------ ENTRIES SUPPLIED ------

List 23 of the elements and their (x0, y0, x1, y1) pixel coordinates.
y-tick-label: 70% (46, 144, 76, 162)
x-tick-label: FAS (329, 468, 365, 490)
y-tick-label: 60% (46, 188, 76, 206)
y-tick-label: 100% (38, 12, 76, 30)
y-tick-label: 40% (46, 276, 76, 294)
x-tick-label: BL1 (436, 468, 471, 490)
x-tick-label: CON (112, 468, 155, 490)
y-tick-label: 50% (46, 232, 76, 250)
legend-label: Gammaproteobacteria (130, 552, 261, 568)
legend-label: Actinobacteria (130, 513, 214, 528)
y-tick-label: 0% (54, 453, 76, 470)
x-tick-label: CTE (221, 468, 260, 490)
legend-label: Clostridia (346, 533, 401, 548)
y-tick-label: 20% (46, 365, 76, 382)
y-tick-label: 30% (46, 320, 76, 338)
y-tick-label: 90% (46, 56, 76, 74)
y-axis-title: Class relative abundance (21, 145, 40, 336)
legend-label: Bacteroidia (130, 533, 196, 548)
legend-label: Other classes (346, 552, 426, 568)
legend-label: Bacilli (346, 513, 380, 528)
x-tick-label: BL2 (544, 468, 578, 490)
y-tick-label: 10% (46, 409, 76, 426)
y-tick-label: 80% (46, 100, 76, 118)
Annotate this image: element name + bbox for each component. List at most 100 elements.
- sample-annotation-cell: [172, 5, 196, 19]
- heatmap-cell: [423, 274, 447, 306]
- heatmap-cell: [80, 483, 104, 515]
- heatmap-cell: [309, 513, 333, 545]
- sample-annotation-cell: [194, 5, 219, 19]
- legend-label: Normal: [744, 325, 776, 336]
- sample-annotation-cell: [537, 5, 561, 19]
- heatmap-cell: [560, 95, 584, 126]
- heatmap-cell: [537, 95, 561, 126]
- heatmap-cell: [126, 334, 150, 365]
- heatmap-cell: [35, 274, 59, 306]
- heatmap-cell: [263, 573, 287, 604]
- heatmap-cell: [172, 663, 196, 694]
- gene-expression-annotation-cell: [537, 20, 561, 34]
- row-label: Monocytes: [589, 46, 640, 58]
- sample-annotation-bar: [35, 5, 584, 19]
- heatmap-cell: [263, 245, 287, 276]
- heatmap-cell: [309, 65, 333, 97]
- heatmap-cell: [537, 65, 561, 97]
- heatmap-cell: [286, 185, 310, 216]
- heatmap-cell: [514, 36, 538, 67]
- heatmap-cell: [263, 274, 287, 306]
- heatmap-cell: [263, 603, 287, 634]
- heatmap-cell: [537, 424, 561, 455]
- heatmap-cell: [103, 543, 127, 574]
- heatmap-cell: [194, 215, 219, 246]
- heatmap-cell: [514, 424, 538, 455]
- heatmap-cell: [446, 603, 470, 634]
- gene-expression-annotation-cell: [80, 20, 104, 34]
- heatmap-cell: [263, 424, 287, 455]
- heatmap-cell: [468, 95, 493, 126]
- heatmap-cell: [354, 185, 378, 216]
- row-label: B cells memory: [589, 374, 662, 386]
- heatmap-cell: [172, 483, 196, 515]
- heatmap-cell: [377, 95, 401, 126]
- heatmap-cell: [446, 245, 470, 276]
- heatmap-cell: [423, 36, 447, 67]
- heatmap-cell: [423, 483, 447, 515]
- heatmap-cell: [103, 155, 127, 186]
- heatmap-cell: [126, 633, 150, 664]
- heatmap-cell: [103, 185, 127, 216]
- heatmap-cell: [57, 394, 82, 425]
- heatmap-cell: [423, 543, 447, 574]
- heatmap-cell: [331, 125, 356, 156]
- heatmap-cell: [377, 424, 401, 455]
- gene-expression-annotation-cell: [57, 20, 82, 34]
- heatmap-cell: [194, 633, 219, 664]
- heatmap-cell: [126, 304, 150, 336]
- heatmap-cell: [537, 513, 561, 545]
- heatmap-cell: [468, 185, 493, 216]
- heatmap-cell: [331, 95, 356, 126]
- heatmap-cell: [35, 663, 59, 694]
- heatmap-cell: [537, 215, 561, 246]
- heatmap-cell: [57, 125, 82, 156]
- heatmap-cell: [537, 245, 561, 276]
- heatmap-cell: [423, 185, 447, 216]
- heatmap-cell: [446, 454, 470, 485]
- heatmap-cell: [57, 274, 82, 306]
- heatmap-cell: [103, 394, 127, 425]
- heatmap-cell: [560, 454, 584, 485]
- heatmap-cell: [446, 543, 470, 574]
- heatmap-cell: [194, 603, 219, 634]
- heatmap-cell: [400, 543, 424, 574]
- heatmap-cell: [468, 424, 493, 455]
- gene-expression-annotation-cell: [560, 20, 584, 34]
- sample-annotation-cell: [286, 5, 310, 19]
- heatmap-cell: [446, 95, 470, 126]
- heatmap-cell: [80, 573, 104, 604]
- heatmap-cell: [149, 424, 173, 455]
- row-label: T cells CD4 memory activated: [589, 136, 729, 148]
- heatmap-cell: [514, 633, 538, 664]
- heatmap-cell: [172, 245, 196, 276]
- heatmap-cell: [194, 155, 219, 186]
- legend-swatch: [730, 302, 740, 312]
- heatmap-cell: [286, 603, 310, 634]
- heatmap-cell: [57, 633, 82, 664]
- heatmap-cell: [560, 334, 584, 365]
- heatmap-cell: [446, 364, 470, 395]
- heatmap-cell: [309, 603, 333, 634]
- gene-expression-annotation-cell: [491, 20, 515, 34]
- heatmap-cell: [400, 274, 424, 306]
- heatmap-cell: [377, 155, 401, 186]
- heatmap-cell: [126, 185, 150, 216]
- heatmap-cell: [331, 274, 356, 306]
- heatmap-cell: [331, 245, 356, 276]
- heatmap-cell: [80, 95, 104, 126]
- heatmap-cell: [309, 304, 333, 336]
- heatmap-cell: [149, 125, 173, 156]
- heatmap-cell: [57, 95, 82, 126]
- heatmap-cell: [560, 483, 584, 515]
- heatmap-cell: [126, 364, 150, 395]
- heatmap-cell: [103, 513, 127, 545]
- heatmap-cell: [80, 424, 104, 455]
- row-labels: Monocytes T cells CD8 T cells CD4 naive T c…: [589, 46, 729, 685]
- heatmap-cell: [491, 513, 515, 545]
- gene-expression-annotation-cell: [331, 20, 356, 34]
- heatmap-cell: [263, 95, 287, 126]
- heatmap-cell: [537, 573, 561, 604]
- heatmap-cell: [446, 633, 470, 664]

------

● WORK INSTRUCTIONS: Your job is to return all lines above that hold the word "cells".

● FINAL ANSWER:
- row-label: B cells memory: [589, 374, 662, 386]
- row-label: T cells CD4 memory activated: [589, 136, 729, 148]
- row-labels: Monocytes T cells CD8 T cells CD4 naive T c…: [589, 46, 729, 685]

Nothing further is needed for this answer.